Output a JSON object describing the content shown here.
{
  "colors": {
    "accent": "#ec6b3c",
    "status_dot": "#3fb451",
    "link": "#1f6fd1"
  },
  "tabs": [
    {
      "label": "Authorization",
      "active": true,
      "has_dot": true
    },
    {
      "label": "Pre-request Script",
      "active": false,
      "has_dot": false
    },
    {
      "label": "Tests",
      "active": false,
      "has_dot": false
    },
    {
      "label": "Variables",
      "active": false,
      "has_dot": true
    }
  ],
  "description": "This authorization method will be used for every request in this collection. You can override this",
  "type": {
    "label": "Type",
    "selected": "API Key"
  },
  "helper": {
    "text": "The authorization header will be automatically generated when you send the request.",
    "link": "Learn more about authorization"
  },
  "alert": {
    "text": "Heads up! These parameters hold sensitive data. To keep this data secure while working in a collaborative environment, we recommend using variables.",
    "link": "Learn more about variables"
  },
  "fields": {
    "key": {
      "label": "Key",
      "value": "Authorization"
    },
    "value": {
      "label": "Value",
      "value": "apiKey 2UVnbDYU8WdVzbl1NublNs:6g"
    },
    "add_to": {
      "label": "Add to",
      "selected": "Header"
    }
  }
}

--

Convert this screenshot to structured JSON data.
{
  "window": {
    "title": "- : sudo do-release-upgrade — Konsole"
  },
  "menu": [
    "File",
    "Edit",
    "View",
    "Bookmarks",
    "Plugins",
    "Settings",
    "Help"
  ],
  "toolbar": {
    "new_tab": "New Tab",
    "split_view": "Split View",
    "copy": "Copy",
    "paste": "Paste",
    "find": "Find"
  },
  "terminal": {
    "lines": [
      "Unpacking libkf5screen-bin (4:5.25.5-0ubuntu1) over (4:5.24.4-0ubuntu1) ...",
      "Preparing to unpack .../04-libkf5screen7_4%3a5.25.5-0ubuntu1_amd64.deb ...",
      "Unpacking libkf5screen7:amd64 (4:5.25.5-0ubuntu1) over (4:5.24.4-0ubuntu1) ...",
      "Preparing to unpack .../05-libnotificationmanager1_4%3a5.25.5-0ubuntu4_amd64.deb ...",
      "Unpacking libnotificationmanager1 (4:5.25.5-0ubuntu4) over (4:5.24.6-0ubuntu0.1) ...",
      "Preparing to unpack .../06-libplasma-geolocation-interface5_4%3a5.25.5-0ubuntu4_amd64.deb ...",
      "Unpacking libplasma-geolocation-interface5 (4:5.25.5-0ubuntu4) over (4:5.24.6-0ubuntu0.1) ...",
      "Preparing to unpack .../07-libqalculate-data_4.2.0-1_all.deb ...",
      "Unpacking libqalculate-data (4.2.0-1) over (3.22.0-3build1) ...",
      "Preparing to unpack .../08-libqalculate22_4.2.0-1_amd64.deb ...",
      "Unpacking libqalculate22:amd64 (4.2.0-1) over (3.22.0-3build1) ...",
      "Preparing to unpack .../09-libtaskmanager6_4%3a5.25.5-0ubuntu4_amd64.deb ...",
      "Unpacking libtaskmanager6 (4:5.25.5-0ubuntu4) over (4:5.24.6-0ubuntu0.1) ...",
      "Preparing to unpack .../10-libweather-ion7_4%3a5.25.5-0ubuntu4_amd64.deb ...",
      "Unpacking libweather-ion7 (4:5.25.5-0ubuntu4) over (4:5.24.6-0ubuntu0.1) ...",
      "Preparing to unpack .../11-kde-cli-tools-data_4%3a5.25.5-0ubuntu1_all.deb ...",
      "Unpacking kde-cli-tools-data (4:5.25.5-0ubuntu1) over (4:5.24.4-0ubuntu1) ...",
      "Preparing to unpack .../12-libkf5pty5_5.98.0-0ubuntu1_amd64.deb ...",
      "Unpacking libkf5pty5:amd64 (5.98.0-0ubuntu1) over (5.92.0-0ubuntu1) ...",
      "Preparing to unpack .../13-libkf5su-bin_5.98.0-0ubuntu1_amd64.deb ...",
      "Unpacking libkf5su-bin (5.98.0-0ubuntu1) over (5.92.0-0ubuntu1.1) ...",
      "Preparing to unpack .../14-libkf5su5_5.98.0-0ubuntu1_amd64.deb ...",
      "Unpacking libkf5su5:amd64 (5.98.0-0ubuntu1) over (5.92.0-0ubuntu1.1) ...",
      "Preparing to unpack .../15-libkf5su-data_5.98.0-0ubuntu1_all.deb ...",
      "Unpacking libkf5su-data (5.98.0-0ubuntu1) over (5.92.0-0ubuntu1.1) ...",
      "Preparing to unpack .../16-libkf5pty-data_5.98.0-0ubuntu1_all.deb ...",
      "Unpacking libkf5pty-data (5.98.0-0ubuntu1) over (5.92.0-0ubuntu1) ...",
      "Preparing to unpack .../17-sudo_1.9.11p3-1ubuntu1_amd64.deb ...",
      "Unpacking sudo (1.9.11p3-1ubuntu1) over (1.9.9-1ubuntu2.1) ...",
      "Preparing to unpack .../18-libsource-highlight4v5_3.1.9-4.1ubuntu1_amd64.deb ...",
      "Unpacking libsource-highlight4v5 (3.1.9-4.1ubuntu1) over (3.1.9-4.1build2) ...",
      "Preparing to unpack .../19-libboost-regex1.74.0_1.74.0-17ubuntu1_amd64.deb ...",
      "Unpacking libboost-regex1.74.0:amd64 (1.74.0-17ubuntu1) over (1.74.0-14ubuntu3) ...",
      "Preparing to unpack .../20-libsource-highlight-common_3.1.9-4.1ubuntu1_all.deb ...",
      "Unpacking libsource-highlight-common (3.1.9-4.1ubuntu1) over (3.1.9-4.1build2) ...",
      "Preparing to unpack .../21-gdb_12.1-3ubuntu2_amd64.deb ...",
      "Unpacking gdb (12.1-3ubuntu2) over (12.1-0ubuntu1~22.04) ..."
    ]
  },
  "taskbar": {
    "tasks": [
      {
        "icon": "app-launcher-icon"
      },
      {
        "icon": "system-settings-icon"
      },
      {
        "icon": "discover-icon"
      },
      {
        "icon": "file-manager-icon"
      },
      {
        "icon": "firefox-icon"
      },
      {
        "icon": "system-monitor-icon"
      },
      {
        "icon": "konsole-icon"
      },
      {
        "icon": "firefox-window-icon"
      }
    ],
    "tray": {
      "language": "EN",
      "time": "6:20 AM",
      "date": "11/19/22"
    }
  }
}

§ **Goal of the exercise**: The answer is a single number, the count of lines in the records that contain the string "more".

§ **In response**: 2